■ Task details ■
Repeat only the lines between the one with "Decode this image" and the end of the material below, both ends included. Omit any picture.

■ Supplied data ■
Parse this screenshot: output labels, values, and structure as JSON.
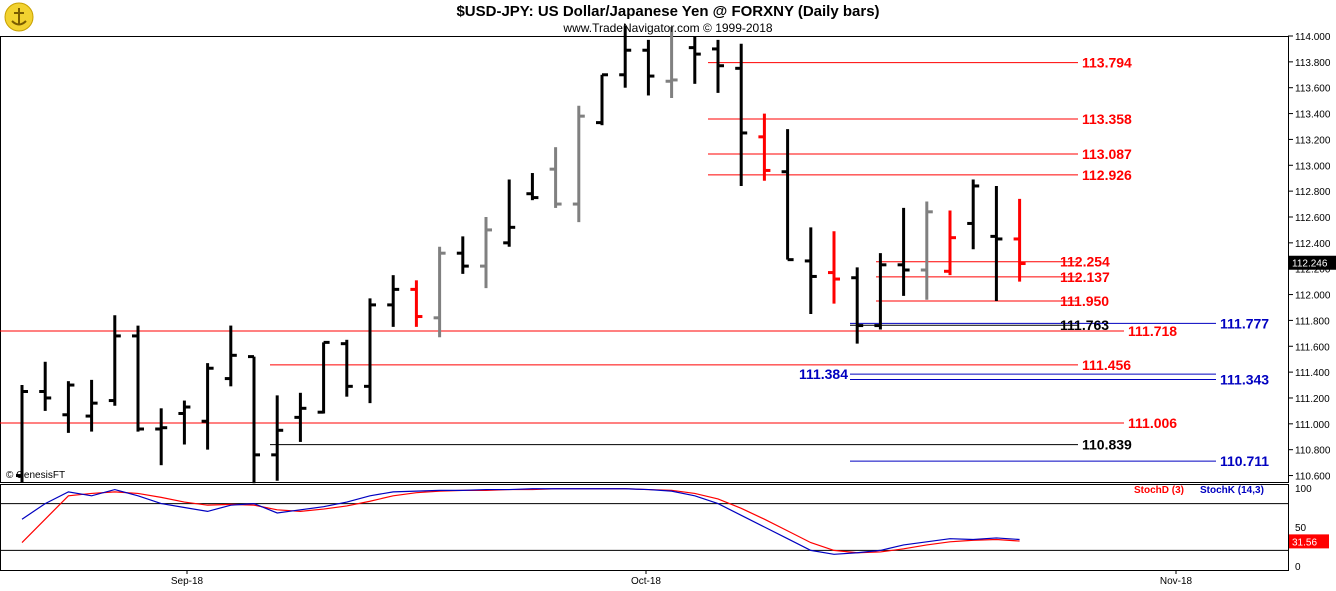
{
  "header": {
    "title": "$USD-JPY:  US Dollar/Japanese Yen @ FORXNY  (Daily bars)",
    "subtitle": "www.TradeNavigator.com © 1999-2018"
  },
  "watermark": "© GenesisFT",
  "colors": {
    "up": "#000000",
    "gray": "#808080",
    "red": "#ff0000",
    "blue": "#0000c0",
    "stochD": "#ff0000",
    "stochK": "#0000c0"
  },
  "chart_data": {
    "type": "bar",
    "subtype": "ohlc",
    "y_axis_ticks": [
      "114.000",
      "113.800",
      "113.600",
      "113.400",
      "113.200",
      "113.000",
      "112.800",
      "112.600",
      "112.400",
      "112.200",
      "112.000",
      "111.800",
      "111.600",
      "111.400",
      "111.200",
      "111.000",
      "110.800",
      "110.600"
    ],
    "ylim": [
      110.55,
      114.0
    ],
    "last_price": "112.246",
    "x_axis_labels": [
      "Sep-18",
      "Oct-18",
      "Nov-18"
    ],
    "bars": [
      {
        "o": 110.6,
        "h": 111.3,
        "l": 110.55,
        "c": 111.25,
        "t": "k"
      },
      {
        "o": 111.25,
        "h": 111.48,
        "l": 111.1,
        "c": 111.2,
        "t": "k"
      },
      {
        "o": 111.07,
        "h": 111.33,
        "l": 110.93,
        "c": 111.3,
        "t": "k"
      },
      {
        "o": 111.06,
        "h": 111.34,
        "l": 110.94,
        "c": 111.16,
        "t": "k"
      },
      {
        "o": 111.18,
        "h": 111.84,
        "l": 111.14,
        "c": 111.68,
        "t": "k"
      },
      {
        "o": 111.68,
        "h": 111.76,
        "l": 110.94,
        "c": 110.96,
        "t": "k"
      },
      {
        "o": 110.96,
        "h": 111.12,
        "l": 110.68,
        "c": 110.97,
        "t": "k"
      },
      {
        "o": 111.08,
        "h": 111.18,
        "l": 110.84,
        "c": 111.13,
        "t": "k"
      },
      {
        "o": 111.02,
        "h": 111.47,
        "l": 110.8,
        "c": 111.43,
        "t": "k"
      },
      {
        "o": 111.35,
        "h": 111.76,
        "l": 111.29,
        "c": 111.53,
        "t": "k"
      },
      {
        "o": 111.52,
        "h": 111.52,
        "l": 110.54,
        "c": 110.76,
        "t": "k"
      },
      {
        "o": 110.76,
        "h": 111.22,
        "l": 110.56,
        "c": 110.95,
        "t": "k"
      },
      {
        "o": 111.05,
        "h": 111.24,
        "l": 110.86,
        "c": 111.12,
        "t": "k"
      },
      {
        "o": 111.09,
        "h": 111.63,
        "l": 111.08,
        "c": 111.63,
        "t": "k"
      },
      {
        "o": 111.62,
        "h": 111.65,
        "l": 111.21,
        "c": 111.29,
        "t": "k"
      },
      {
        "o": 111.29,
        "h": 111.97,
        "l": 111.16,
        "c": 111.92,
        "t": "k"
      },
      {
        "o": 111.92,
        "h": 112.15,
        "l": 111.75,
        "c": 112.04,
        "t": "k"
      },
      {
        "o": 112.04,
        "h": 112.11,
        "l": 111.75,
        "c": 111.83,
        "t": "r"
      },
      {
        "o": 111.82,
        "h": 112.37,
        "l": 111.67,
        "c": 112.32,
        "t": "g"
      },
      {
        "o": 112.32,
        "h": 112.45,
        "l": 112.16,
        "c": 112.22,
        "t": "k"
      },
      {
        "o": 112.22,
        "h": 112.6,
        "l": 112.05,
        "c": 112.5,
        "t": "g"
      },
      {
        "o": 112.4,
        "h": 112.89,
        "l": 112.37,
        "c": 112.52,
        "t": "k"
      },
      {
        "o": 112.78,
        "h": 112.94,
        "l": 112.73,
        "c": 112.75,
        "t": "k"
      },
      {
        "o": 112.97,
        "h": 113.14,
        "l": 112.67,
        "c": 112.7,
        "t": "g"
      },
      {
        "o": 112.7,
        "h": 113.46,
        "l": 112.56,
        "c": 113.38,
        "t": "g"
      },
      {
        "o": 113.33,
        "h": 113.7,
        "l": 113.31,
        "c": 113.7,
        "t": "k"
      },
      {
        "o": 113.7,
        "h": 114.08,
        "l": 113.6,
        "c": 113.89,
        "t": "k"
      },
      {
        "o": 113.89,
        "h": 113.97,
        "l": 113.54,
        "c": 113.69,
        "t": "k"
      },
      {
        "o": 113.65,
        "h": 114.07,
        "l": 113.52,
        "c": 113.66,
        "t": "g"
      },
      {
        "o": 113.91,
        "h": 114.0,
        "l": 113.63,
        "c": 113.86,
        "t": "k"
      },
      {
        "o": 113.9,
        "h": 113.97,
        "l": 113.56,
        "c": 113.77,
        "t": "k"
      },
      {
        "o": 113.75,
        "h": 113.94,
        "l": 112.84,
        "c": 113.25,
        "t": "k"
      },
      {
        "o": 113.22,
        "h": 113.4,
        "l": 112.88,
        "c": 112.96,
        "t": "r"
      },
      {
        "o": 112.95,
        "h": 113.28,
        "l": 112.27,
        "c": 112.27,
        "t": "k"
      },
      {
        "o": 112.26,
        "h": 112.52,
        "l": 111.85,
        "c": 112.14,
        "t": "k"
      },
      {
        "o": 112.17,
        "h": 112.49,
        "l": 111.93,
        "c": 112.12,
        "t": "r"
      },
      {
        "o": 112.13,
        "h": 112.21,
        "l": 111.62,
        "c": 111.76,
        "t": "k"
      },
      {
        "o": 111.76,
        "h": 112.32,
        "l": 111.73,
        "c": 112.23,
        "t": "k"
      },
      {
        "o": 112.23,
        "h": 112.67,
        "l": 111.99,
        "c": 112.19,
        "t": "k"
      },
      {
        "o": 112.19,
        "h": 112.72,
        "l": 111.96,
        "c": 112.64,
        "t": "g"
      },
      {
        "o": 112.18,
        "h": 112.65,
        "l": 112.15,
        "c": 112.44,
        "t": "r"
      },
      {
        "o": 112.55,
        "h": 112.89,
        "l": 112.35,
        "c": 112.84,
        "t": "k"
      },
      {
        "o": 112.45,
        "h": 112.84,
        "l": 111.95,
        "c": 112.43,
        "t": "k"
      },
      {
        "o": 112.43,
        "h": 112.74,
        "l": 112.1,
        "c": 112.24,
        "t": "r"
      }
    ],
    "levels": [
      {
        "value": 113.794,
        "label": "113.794",
        "color": "#ff0000",
        "x1": 0.55
      },
      {
        "value": 113.358,
        "label": "113.358",
        "color": "#ff0000",
        "x1": 0.55
      },
      {
        "value": 113.087,
        "label": "113.087",
        "color": "#ff0000",
        "x1": 0.55
      },
      {
        "value": 112.926,
        "label": "112.926",
        "color": "#ff0000",
        "x1": 0.55
      },
      {
        "value": 112.254,
        "label": "112.254",
        "color": "#ff0000",
        "x1": 0.68
      },
      {
        "value": 112.137,
        "label": "112.137",
        "color": "#ff0000",
        "x1": 0.68
      },
      {
        "value": 111.95,
        "label": "111.950",
        "color": "#ff0000",
        "x1": 0.68
      },
      {
        "value": 111.777,
        "label": "111.777",
        "color": "#0000c0",
        "x1": 0.66
      },
      {
        "value": 111.763,
        "label": "111.763",
        "color": "#000000",
        "x1": 0.66
      },
      {
        "value": 111.718,
        "label": "111.718",
        "color": "#ff0000",
        "x1": 0.0
      },
      {
        "value": 111.456,
        "label": "111.456",
        "color": "#ff0000",
        "x1": 0.21
      },
      {
        "value": 111.384,
        "label": "111.384",
        "color": "#0000c0",
        "x1": 0.66
      },
      {
        "value": 111.343,
        "label": "111.343",
        "color": "#0000c0",
        "x1": 0.66
      },
      {
        "value": 111.006,
        "label": "111.006",
        "color": "#ff0000",
        "x1": 0.0
      },
      {
        "value": 110.839,
        "label": "110.839",
        "color": "#000000",
        "x1": 0.21
      },
      {
        "value": 110.711,
        "label": "110.711",
        "color": "#0000c0",
        "x1": 0.66
      }
    ],
    "stochastic": {
      "legend": [
        "StochD (3)",
        "StochK (14,3)"
      ],
      "y_ticks": [
        "100",
        "50",
        "0"
      ],
      "last_value": "31.56",
      "k": [
        60,
        80,
        95,
        90,
        98,
        90,
        80,
        75,
        70,
        78,
        80,
        68,
        72,
        76,
        82,
        90,
        95,
        96,
        97,
        97,
        98,
        98,
        99,
        99,
        99,
        99,
        99,
        98,
        96,
        90,
        80,
        65,
        50,
        35,
        20,
        15,
        17,
        20,
        27,
        31,
        35,
        34,
        36,
        34
      ],
      "d": [
        30,
        60,
        90,
        93,
        95,
        93,
        88,
        82,
        78,
        79,
        78,
        72,
        70,
        73,
        77,
        83,
        90,
        94,
        96,
        97,
        97,
        98,
        98,
        99,
        99,
        99,
        99,
        98,
        97,
        93,
        86,
        74,
        60,
        45,
        30,
        20,
        17,
        18,
        22,
        27,
        31,
        33,
        34,
        32
      ]
    }
  }
}
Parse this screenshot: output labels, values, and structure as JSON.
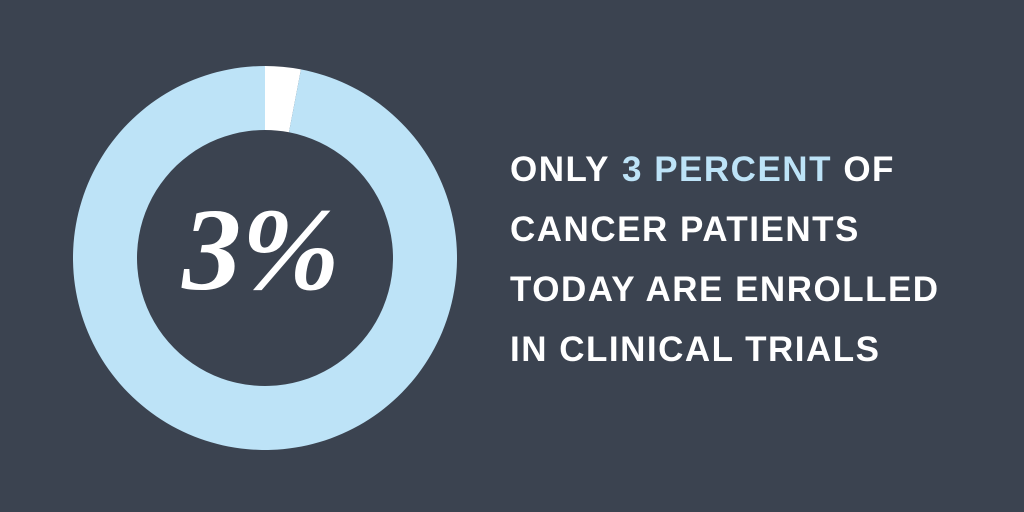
{
  "chart_data": {
    "type": "donut",
    "values": [
      3,
      97
    ],
    "value_labels": [
      "3%",
      null
    ],
    "colors": [
      "#ffffff",
      "#bde3f7"
    ],
    "background": "#3b4350",
    "caption_lines": [
      [
        {
          "text": "ONLY",
          "color": "#ffffff"
        },
        {
          "text": "3 PERCENT",
          "color": "#bde3f7"
        },
        {
          "text": "OF",
          "color": "#ffffff"
        }
      ],
      [
        {
          "text": "CANCER PATIENTS",
          "color": "#ffffff"
        }
      ],
      [
        {
          "text": "TODAY ARE ENROLLED",
          "color": "#ffffff"
        }
      ],
      [
        {
          "text": "IN CLINICAL TRIALS",
          "color": "#ffffff"
        }
      ]
    ]
  }
}
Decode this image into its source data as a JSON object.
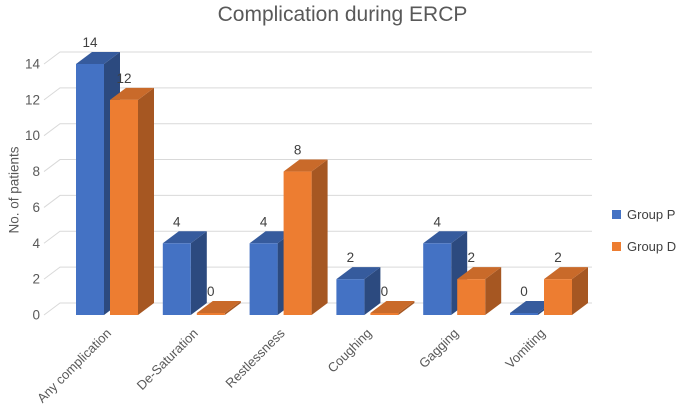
{
  "chart_data": {
    "type": "bar",
    "style": "3d-clustered-column",
    "title": "Complication during ERCP",
    "xlabel": "",
    "ylabel": "No. of patients",
    "ylim": [
      0,
      14
    ],
    "ytick_step": 2,
    "grid": true,
    "legend_position": "right",
    "data_labels": true,
    "categories": [
      "Any complication",
      "De-Saturation",
      "Restlessness",
      "Coughing",
      "Gagging",
      "Vomiting"
    ],
    "series": [
      {
        "name": "Group P",
        "color": "#4472C4",
        "color_top": "#365B9D",
        "color_side": "#2C4A7F",
        "values": [
          14,
          4,
          4,
          2,
          4,
          0
        ]
      },
      {
        "name": "Group D",
        "color": "#ED7D31",
        "color_top": "#C96A2A",
        "color_side": "#A65722",
        "values": [
          12,
          0,
          8,
          0,
          2,
          2
        ]
      }
    ],
    "colors": {
      "gridline": "#D9D9D9",
      "axis_text": "#595959",
      "label_text": "#404040",
      "title_text": "#595959",
      "background": "#FFFFFF"
    }
  }
}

■ Task response ■
Decode this image into its source data as a JSON object.
{
  "chart_data": {
    "type": "bar",
    "style": "3d-clustered-column",
    "title": "Complication during ERCP",
    "xlabel": "",
    "ylabel": "No. of patients",
    "ylim": [
      0,
      14
    ],
    "ytick_step": 2,
    "grid": true,
    "legend_position": "right",
    "data_labels": true,
    "categories": [
      "Any complication",
      "De-Saturation",
      "Restlessness",
      "Coughing",
      "Gagging",
      "Vomiting"
    ],
    "series": [
      {
        "name": "Group P",
        "color": "#4472C4",
        "color_top": "#365B9D",
        "color_side": "#2C4A7F",
        "values": [
          14,
          4,
          4,
          2,
          4,
          0
        ]
      },
      {
        "name": "Group D",
        "color": "#ED7D31",
        "color_top": "#C96A2A",
        "color_side": "#A65722",
        "values": [
          12,
          0,
          8,
          0,
          2,
          2
        ]
      }
    ],
    "colors": {
      "gridline": "#D9D9D9",
      "axis_text": "#595959",
      "label_text": "#404040",
      "title_text": "#595959",
      "background": "#FFFFFF"
    }
  }
}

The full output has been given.